WHAT THIS TASK INVOLVES –
Note how many lines hold the string "hecha" and give that number without any other words.

Excerpt from a dataset
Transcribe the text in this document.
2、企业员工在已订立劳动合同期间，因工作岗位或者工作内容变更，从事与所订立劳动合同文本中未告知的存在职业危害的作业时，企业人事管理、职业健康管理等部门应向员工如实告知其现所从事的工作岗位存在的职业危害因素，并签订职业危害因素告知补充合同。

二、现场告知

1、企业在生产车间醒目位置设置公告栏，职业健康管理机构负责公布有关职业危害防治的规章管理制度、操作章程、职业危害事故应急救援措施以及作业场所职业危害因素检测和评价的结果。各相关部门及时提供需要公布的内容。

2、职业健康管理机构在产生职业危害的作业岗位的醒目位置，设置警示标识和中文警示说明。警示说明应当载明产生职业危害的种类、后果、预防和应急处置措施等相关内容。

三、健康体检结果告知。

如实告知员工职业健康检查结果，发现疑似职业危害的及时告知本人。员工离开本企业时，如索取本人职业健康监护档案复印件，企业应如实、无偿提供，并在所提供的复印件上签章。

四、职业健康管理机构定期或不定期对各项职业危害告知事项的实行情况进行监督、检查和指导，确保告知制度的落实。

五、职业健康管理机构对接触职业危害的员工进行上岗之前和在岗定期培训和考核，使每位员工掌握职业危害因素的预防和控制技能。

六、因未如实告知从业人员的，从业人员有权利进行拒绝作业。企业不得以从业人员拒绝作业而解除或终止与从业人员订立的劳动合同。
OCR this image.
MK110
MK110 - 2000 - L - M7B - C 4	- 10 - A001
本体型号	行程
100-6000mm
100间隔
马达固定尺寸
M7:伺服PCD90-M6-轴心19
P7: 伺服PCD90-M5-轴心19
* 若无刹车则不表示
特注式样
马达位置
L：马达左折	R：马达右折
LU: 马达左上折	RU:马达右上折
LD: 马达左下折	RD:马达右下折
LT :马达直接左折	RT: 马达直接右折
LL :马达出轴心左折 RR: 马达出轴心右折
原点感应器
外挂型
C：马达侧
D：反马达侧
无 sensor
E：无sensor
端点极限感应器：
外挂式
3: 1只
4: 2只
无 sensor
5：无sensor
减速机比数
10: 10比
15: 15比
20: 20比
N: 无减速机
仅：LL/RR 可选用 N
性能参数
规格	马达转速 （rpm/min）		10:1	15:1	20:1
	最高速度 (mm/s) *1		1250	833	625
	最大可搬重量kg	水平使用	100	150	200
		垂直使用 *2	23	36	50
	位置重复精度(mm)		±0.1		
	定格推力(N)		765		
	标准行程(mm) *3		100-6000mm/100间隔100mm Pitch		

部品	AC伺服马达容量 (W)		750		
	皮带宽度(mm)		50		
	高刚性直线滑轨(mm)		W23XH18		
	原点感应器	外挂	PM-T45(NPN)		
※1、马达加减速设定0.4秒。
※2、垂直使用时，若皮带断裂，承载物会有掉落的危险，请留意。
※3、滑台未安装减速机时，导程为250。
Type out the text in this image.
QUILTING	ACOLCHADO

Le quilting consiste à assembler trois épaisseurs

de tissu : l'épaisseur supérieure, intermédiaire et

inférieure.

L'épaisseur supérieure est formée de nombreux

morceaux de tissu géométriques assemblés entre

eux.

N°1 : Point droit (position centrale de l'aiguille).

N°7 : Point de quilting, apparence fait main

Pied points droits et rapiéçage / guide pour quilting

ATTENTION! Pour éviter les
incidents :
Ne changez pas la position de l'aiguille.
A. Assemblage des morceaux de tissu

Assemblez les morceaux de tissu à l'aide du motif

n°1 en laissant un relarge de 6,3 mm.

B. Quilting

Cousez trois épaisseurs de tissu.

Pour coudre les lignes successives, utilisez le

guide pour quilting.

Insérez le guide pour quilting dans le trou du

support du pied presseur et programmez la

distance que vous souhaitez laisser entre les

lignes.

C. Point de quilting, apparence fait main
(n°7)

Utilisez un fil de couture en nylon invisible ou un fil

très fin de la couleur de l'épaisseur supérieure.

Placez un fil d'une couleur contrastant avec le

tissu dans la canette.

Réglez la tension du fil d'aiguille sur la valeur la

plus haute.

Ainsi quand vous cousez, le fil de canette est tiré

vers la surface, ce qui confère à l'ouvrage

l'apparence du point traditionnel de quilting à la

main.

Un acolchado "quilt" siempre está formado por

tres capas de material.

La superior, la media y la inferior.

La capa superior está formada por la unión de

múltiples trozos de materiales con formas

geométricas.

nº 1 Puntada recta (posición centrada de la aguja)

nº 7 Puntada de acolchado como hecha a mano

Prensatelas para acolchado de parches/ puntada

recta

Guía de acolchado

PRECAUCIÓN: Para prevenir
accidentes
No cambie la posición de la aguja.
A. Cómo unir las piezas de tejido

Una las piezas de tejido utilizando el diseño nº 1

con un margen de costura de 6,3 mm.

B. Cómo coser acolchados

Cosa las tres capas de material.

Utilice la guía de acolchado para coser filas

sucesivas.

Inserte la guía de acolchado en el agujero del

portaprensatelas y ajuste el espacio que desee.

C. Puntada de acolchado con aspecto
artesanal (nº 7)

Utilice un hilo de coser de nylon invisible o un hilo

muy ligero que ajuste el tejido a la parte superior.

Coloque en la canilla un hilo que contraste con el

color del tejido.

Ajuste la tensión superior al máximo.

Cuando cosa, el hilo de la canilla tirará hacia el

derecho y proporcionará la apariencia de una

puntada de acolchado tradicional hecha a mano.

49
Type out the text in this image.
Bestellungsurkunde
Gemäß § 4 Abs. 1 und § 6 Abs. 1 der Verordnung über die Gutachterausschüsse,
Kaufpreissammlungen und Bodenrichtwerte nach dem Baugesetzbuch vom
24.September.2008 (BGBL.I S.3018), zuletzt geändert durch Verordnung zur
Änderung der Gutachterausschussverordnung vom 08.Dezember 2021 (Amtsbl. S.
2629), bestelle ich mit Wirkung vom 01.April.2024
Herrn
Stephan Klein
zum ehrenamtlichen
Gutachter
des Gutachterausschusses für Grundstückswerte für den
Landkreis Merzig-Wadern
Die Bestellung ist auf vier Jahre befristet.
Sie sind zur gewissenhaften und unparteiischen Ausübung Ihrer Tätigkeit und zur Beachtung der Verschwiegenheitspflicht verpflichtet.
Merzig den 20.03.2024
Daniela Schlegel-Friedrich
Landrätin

OUTPUT –
2